:: DATA FOR THE TASK ::

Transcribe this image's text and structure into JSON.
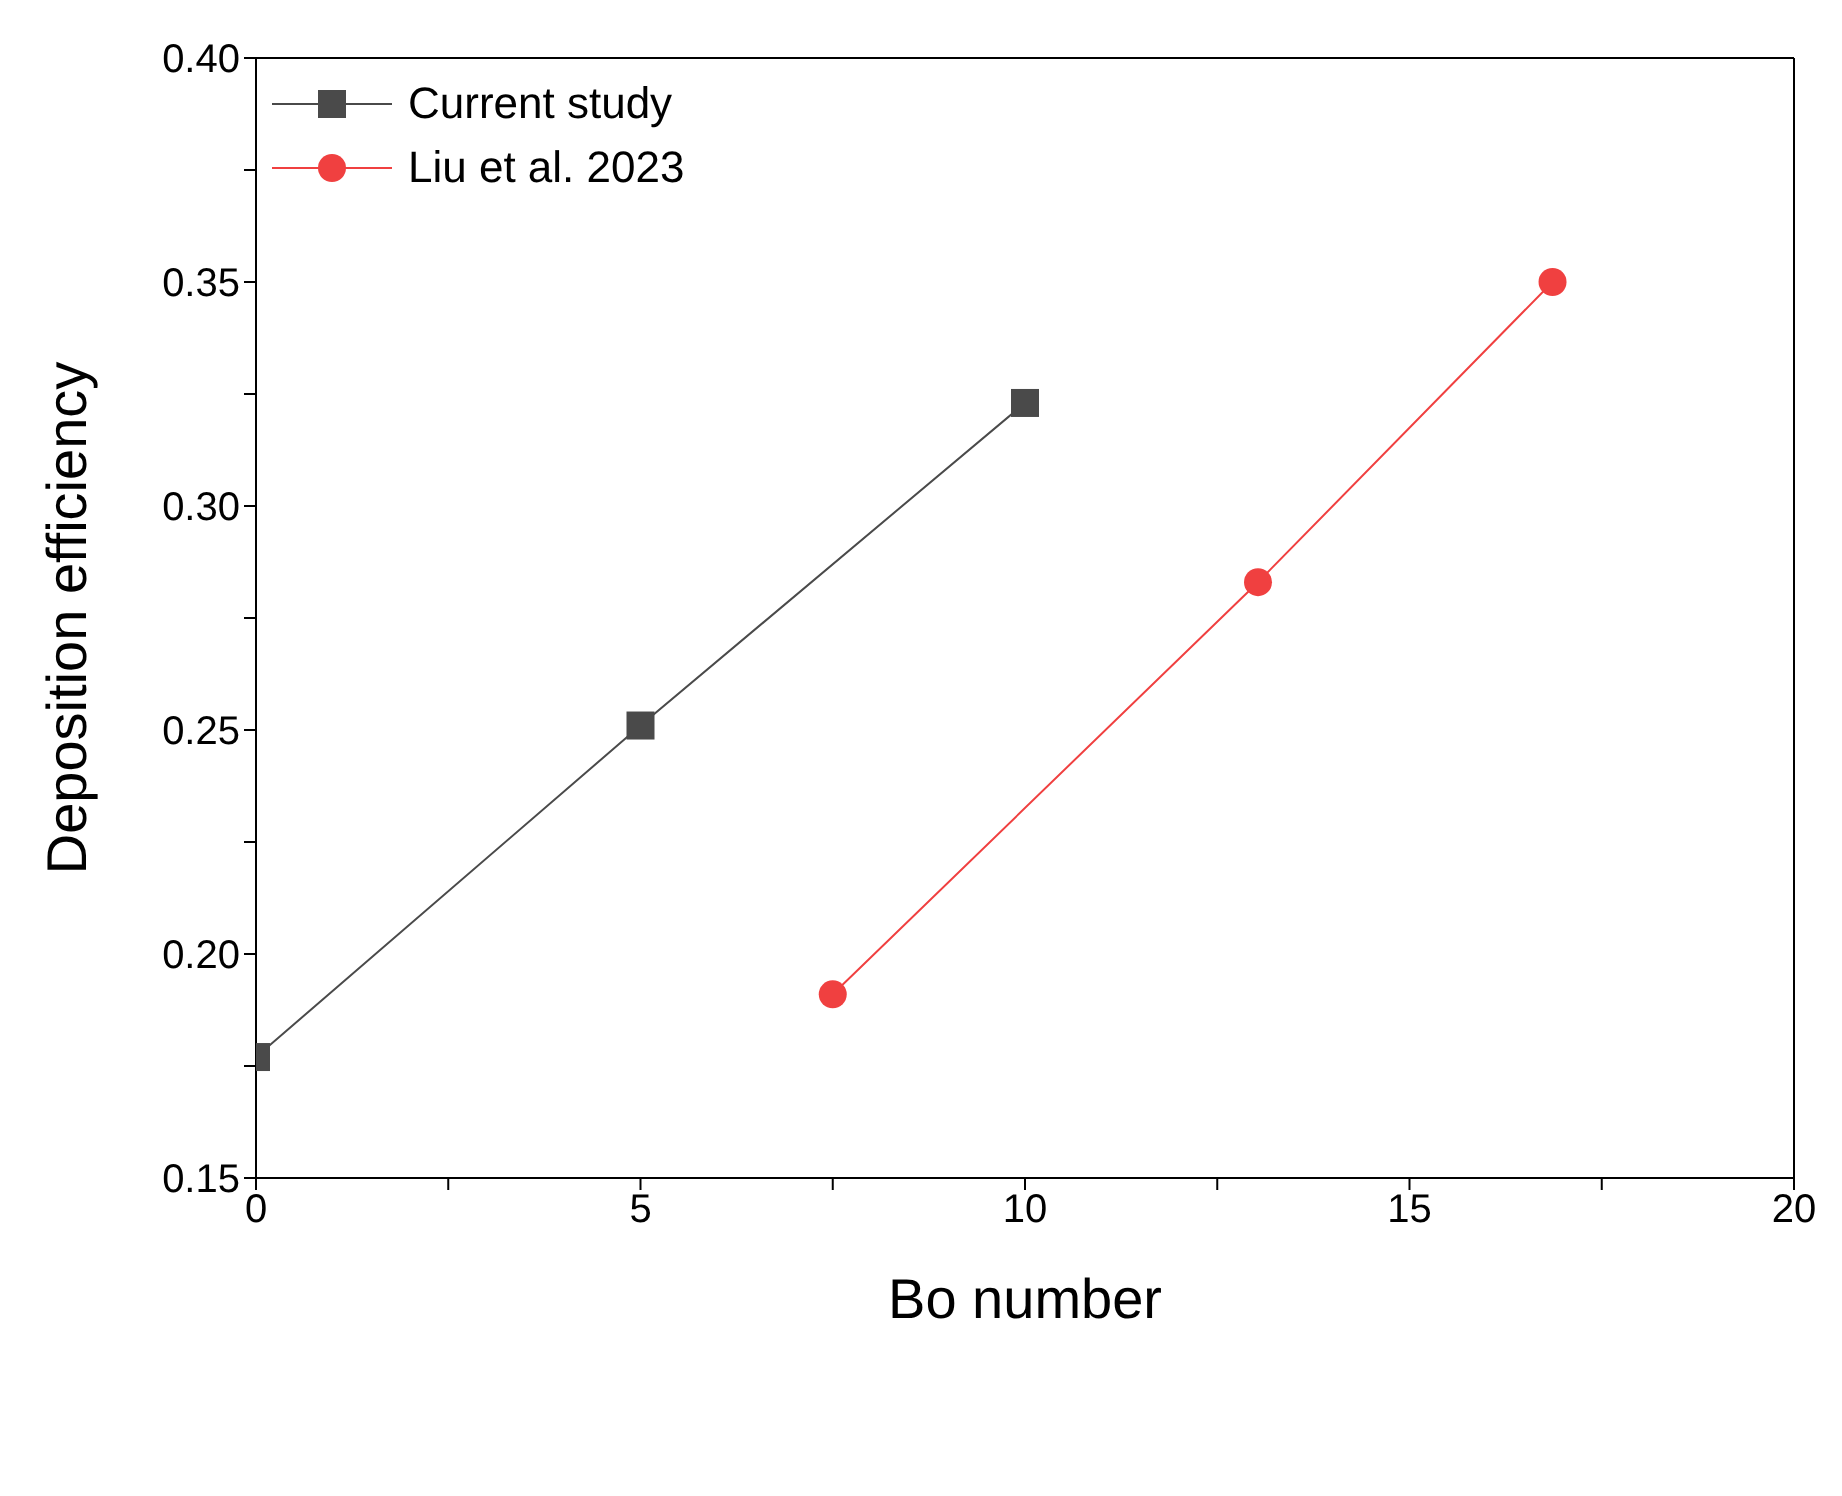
{
  "chart_data": {
    "type": "line",
    "xlabel": "Bo number",
    "ylabel": "Deposition efficiency",
    "xlim": [
      0,
      20
    ],
    "xticks": [
      0,
      {
        "value": 2.5,
        "label": null
      },
      5,
      {
        "value": 7.5,
        "label": null
      },
      10,
      {
        "value": 12.5,
        "label": null
      },
      15,
      {
        "value": 17.5,
        "label": null
      },
      20
    ],
    "ylim": [
      0.15,
      0.4
    ],
    "yticks": [
      {
        "value": 0.15,
        "label": "0.15"
      },
      {
        "value": 0.175,
        "label": null
      },
      {
        "value": 0.2,
        "label": "0.20"
      },
      {
        "value": 0.225,
        "label": null
      },
      {
        "value": 0.25,
        "label": "0.25"
      },
      {
        "value": 0.275,
        "label": null
      },
      {
        "value": 0.3,
        "label": "0.30"
      },
      {
        "value": 0.325,
        "label": null
      },
      {
        "value": 0.35,
        "label": "0.35"
      },
      {
        "value": 0.375,
        "label": null
      },
      {
        "value": 0.4,
        "label": "0.40"
      }
    ],
    "legend": "top left",
    "line_style": "solid",
    "series": [
      {
        "name": "Current study",
        "color": "#4a4a4a",
        "marker": "square",
        "x": [
          0,
          5,
          10
        ],
        "values": [
          0.177,
          0.251,
          0.323
        ]
      },
      {
        "name": "Liu et al. 2023",
        "color": "#f04040",
        "marker": "circle",
        "x": [
          7.5,
          13.03,
          16.86
        ],
        "values": [
          0.191,
          0.283,
          0.35
        ]
      }
    ]
  }
}
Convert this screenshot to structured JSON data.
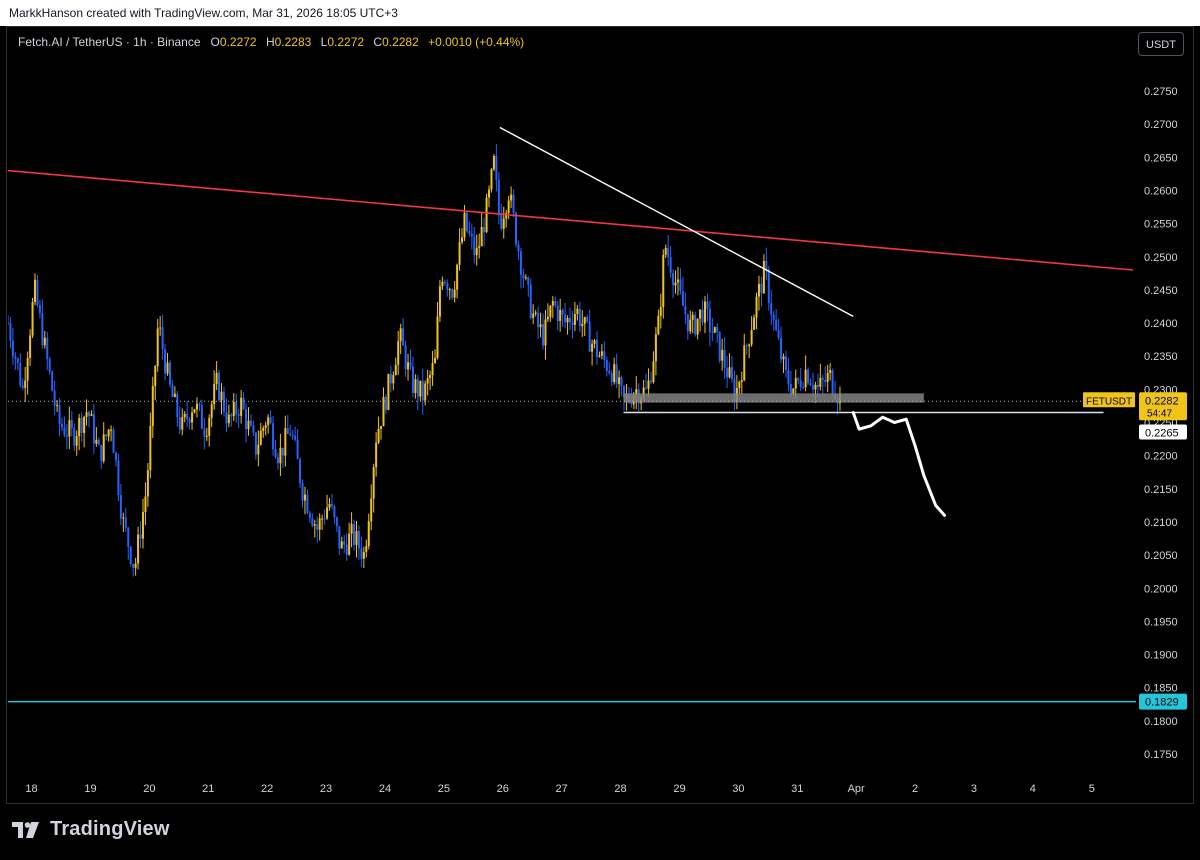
{
  "header": {
    "credit": "MarkkHanson created with TradingView.com, Mar 31, 2026 18:05 UTC+3",
    "symbol": "Fetch.AI / TetherUS · 1h · Binance",
    "o_label": "O",
    "o_value": "0.2272",
    "h_label": "H",
    "h_value": "0.2283",
    "l_label": "L",
    "l_value": "0.2272",
    "c_label": "C",
    "c_value": "0.2282",
    "change": "+0.0010 (+0.44%)",
    "currency_button": "USDT"
  },
  "brand": {
    "name": "TradingView",
    "icon": "tradingview-logo-icon"
  },
  "colors": {
    "background": "#000000",
    "bull": "#f0c419",
    "bear": "#2962ff",
    "resistance": "#f23645",
    "trendline": "#ffffff",
    "support_line": "#26c6da",
    "zone": "#808080"
  },
  "chart_data": {
    "type": "candlestick",
    "symbol": "FETUSDT",
    "interval": "1h",
    "y_range": [
      0.171,
      0.28
    ],
    "y_ticks": [
      "0.2750",
      "0.2700",
      "0.2650",
      "0.2600",
      "0.2550",
      "0.2500",
      "0.2450",
      "0.2400",
      "0.2350",
      "0.2300",
      "0.2250",
      "0.2200",
      "0.2150",
      "0.2100",
      "0.2050",
      "0.2000",
      "0.1950",
      "0.1900",
      "0.1850",
      "0.1800",
      "0.1750"
    ],
    "x_ticks": [
      "18",
      "19",
      "20",
      "21",
      "22",
      "23",
      "24",
      "25",
      "26",
      "27",
      "28",
      "29",
      "30",
      "31",
      "Apr",
      "2",
      "3",
      "4",
      "5"
    ],
    "x_range_days": [
      17.6,
      36.7
    ],
    "last_price_label": "FETUSDT",
    "last_price": "0.2282",
    "countdown": "54:47",
    "support_price": "0.2265",
    "target_price": "0.1829",
    "price_path": [
      [
        17.6,
        0.24
      ],
      [
        17.85,
        0.23
      ],
      [
        18.05,
        0.245
      ],
      [
        18.25,
        0.235
      ],
      [
        18.45,
        0.225
      ],
      [
        18.7,
        0.223
      ],
      [
        18.95,
        0.227
      ],
      [
        19.15,
        0.22
      ],
      [
        19.35,
        0.225
      ],
      [
        19.55,
        0.21
      ],
      [
        19.75,
        0.203
      ],
      [
        19.95,
        0.215
      ],
      [
        20.15,
        0.24
      ],
      [
        20.35,
        0.23
      ],
      [
        20.55,
        0.224
      ],
      [
        20.75,
        0.228
      ],
      [
        20.95,
        0.224
      ],
      [
        21.15,
        0.231
      ],
      [
        21.35,
        0.225
      ],
      [
        21.55,
        0.228
      ],
      [
        21.8,
        0.221
      ],
      [
        22.0,
        0.226
      ],
      [
        22.2,
        0.22
      ],
      [
        22.4,
        0.224
      ],
      [
        22.6,
        0.215
      ],
      [
        22.85,
        0.209
      ],
      [
        23.05,
        0.213
      ],
      [
        23.25,
        0.206
      ],
      [
        23.45,
        0.208
      ],
      [
        23.65,
        0.205
      ],
      [
        23.85,
        0.223
      ],
      [
        24.05,
        0.23
      ],
      [
        24.25,
        0.238
      ],
      [
        24.45,
        0.231
      ],
      [
        24.65,
        0.229
      ],
      [
        24.85,
        0.234
      ],
      [
        24.95,
        0.248
      ],
      [
        25.15,
        0.245
      ],
      [
        25.35,
        0.255
      ],
      [
        25.55,
        0.25
      ],
      [
        25.75,
        0.258
      ],
      [
        25.85,
        0.264
      ],
      [
        25.95,
        0.255
      ],
      [
        26.1,
        0.26
      ],
      [
        26.25,
        0.252
      ],
      [
        26.4,
        0.245
      ],
      [
        26.55,
        0.24
      ],
      [
        26.7,
        0.238
      ],
      [
        26.85,
        0.243
      ],
      [
        27.05,
        0.24
      ],
      [
        27.25,
        0.242
      ],
      [
        27.45,
        0.238
      ],
      [
        27.65,
        0.235
      ],
      [
        27.85,
        0.233
      ],
      [
        28.05,
        0.228
      ],
      [
        28.25,
        0.23
      ],
      [
        28.45,
        0.2295
      ],
      [
        28.65,
        0.24
      ],
      [
        28.75,
        0.252
      ],
      [
        28.85,
        0.249
      ],
      [
        29.0,
        0.244
      ],
      [
        29.2,
        0.239
      ],
      [
        29.4,
        0.242
      ],
      [
        29.6,
        0.238
      ],
      [
        29.8,
        0.233
      ],
      [
        29.95,
        0.229
      ],
      [
        30.1,
        0.235
      ],
      [
        30.3,
        0.243
      ],
      [
        30.45,
        0.248
      ],
      [
        30.6,
        0.24
      ],
      [
        30.8,
        0.232
      ],
      [
        30.95,
        0.23
      ],
      [
        31.15,
        0.233
      ],
      [
        31.35,
        0.23
      ],
      [
        31.55,
        0.232
      ],
      [
        31.75,
        0.2282
      ]
    ],
    "annotations": {
      "resistance_line": [
        [
          17.6,
          0.263
        ],
        [
          36.7,
          0.248
        ]
      ],
      "down_trendline": [
        [
          25.95,
          0.2695
        ],
        [
          31.95,
          0.241
        ]
      ],
      "support_zone": {
        "x": [
          28.05,
          33.15
        ],
        "y": [
          0.228,
          0.2294
        ]
      },
      "support_line": {
        "x": [
          28.05,
          36.2
        ],
        "price": 0.2265
      },
      "target_line": {
        "price": 0.1829
      },
      "projection_path": [
        [
          31.95,
          0.2265
        ],
        [
          32.05,
          0.224
        ],
        [
          32.25,
          0.2245
        ],
        [
          32.45,
          0.2258
        ],
        [
          32.65,
          0.225
        ],
        [
          32.85,
          0.2255
        ],
        [
          33.0,
          0.2215
        ],
        [
          33.15,
          0.217
        ],
        [
          33.35,
          0.2125
        ],
        [
          33.5,
          0.211
        ]
      ]
    }
  }
}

:::

=== PROBLEM ===
List each line of the entries that holds the string "this".

=== EXERCISE OUTPUT ===
Transcribe this image's text and structure into JSON.
Convert this screenshot to structured JSON data.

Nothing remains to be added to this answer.